EXCERPTED TEXT:
***
2015-01-15
Class 2
Intro (Ch. 1)

administrivia
  - textbook (& errata)
  - access to server
  - Python: ANTLR, LEPL, yapps

compilers are *translators*
  - source -> target
  - basically a really complicated function
  - target can be a high-level language,
    low-level/assembly language,
    or machine code

compiler topics widely relevant in PL, SE, arch, theory, security
  - Mike Hicks @ UMD
    - LockSmith, safe C, language-enforced security policies
  - Jeff Foster @ UMD
    - CQual, type systems/qualifiers, proof generators
  - Nate Rosenblum @ UWisc
    - compiler provenance, forensics, PASTE'10 paper
  - LLVM (generalized compiler framework)

compiled vs. interpreted languages
  - everything is a translator! it's functions all the way down...

compilers are a sequence of functional phases
  - front end (analysis) vs. back end (synthesis)
    - allows for more interoperability
  - symbol table and other orthogonal info used by many phases
  - common phases: (fig. 1.7)
    - lexical analysis (scanning)
    - syntax analysis (parsing)
    - semantic analysis (checking)
    - code generator (intermediate or target)
***
DATA:
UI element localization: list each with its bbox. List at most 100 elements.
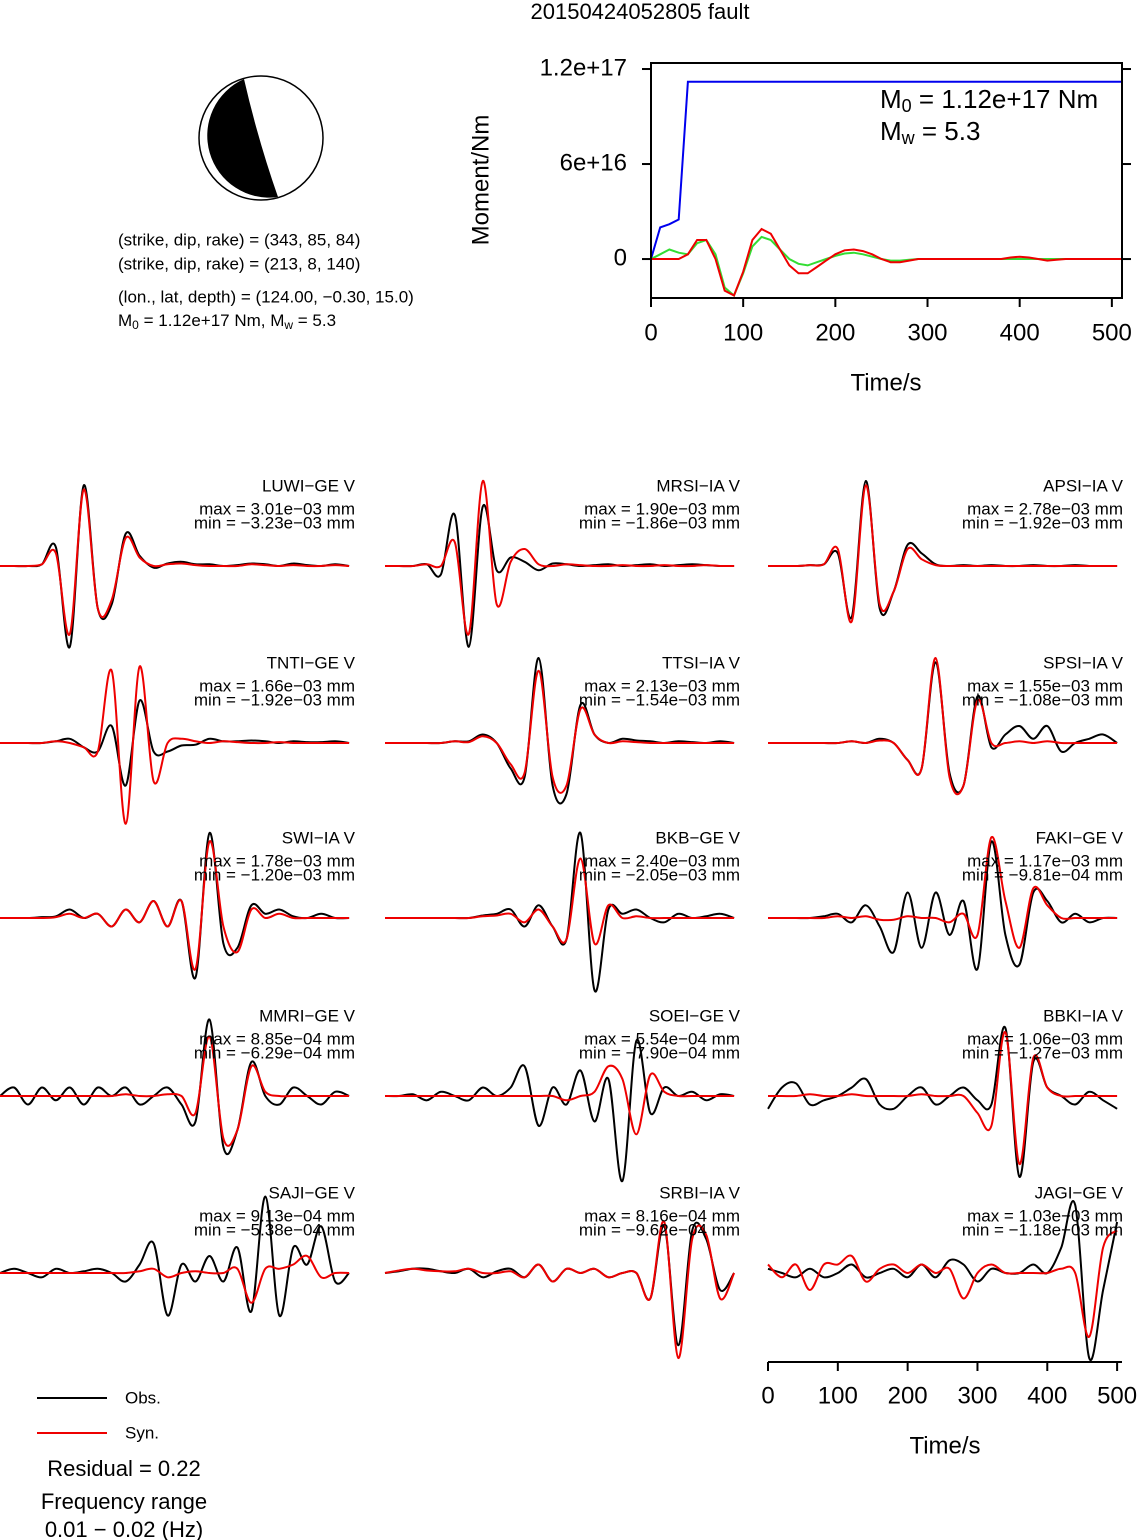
***
WORK INSTRUCTIONS:
a. Answer these questions from the compiler lecture notes, one per line:
(i) What three kinds of target language do the notes list?
(ii) Which generalized compiler framework do the notes name?
(iii) What other name do the notes give for syntax analysis?
b. Copy the compiler lecture notes word for word, beginning at the words "compiler topics widely" and stopping after the words "the way down...".

TASK SOLUTIONS:
a.
(i) A high-level language, a low-level/assembly language, or machine code.
(ii) LLVM.
(iii) Parsing.

b.
compiler topics widely relevant in PL, SE, arch, theory, security
  - Mike Hicks @ UMD
    - LockSmith, safe C, language-enforced security policies
  - Jeff Foster @ UMD
    - CQual, type systems/qualifiers, proof generators
  - Nate Rosenblum @ UWisc
    - compiler provenance, forensics, PASTE'10 paper
  - LLVM (generalized compiler framework)

compiled vs. interpreted languages
  - everything is a translator! it's functions all the way down...